EXERCISE OBJECTIVE
Copy every line of the data that includes the string "AccuRadio".

Data entries for graphics
* * * *

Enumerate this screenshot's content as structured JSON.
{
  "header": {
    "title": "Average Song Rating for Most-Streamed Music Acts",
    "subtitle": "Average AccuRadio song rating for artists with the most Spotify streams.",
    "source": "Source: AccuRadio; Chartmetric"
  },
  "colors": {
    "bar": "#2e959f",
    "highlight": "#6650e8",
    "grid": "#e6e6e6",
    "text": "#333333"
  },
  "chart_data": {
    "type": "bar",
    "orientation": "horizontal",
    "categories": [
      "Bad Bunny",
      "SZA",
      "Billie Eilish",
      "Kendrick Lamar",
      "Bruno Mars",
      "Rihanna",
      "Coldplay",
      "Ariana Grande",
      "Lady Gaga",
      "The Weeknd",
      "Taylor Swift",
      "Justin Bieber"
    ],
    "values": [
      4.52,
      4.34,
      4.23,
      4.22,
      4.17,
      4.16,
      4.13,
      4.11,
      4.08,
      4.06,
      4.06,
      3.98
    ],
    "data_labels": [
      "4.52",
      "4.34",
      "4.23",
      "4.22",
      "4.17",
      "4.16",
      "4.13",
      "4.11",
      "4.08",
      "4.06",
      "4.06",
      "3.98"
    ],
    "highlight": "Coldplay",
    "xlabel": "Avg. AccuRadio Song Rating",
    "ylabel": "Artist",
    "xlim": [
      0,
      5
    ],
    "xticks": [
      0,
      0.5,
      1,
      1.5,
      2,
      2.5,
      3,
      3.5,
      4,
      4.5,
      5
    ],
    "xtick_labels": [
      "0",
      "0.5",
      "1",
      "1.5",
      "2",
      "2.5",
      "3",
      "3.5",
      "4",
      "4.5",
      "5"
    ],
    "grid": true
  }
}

* * * *

WRITTEN ANSWER
    "subtitle": "Average AccuRadio song rating for artists with the most Spotify streams.",
    "source": "Source: AccuRadio; Chartmetric"
    "xlabel": "Avg. AccuRadio Song Rating",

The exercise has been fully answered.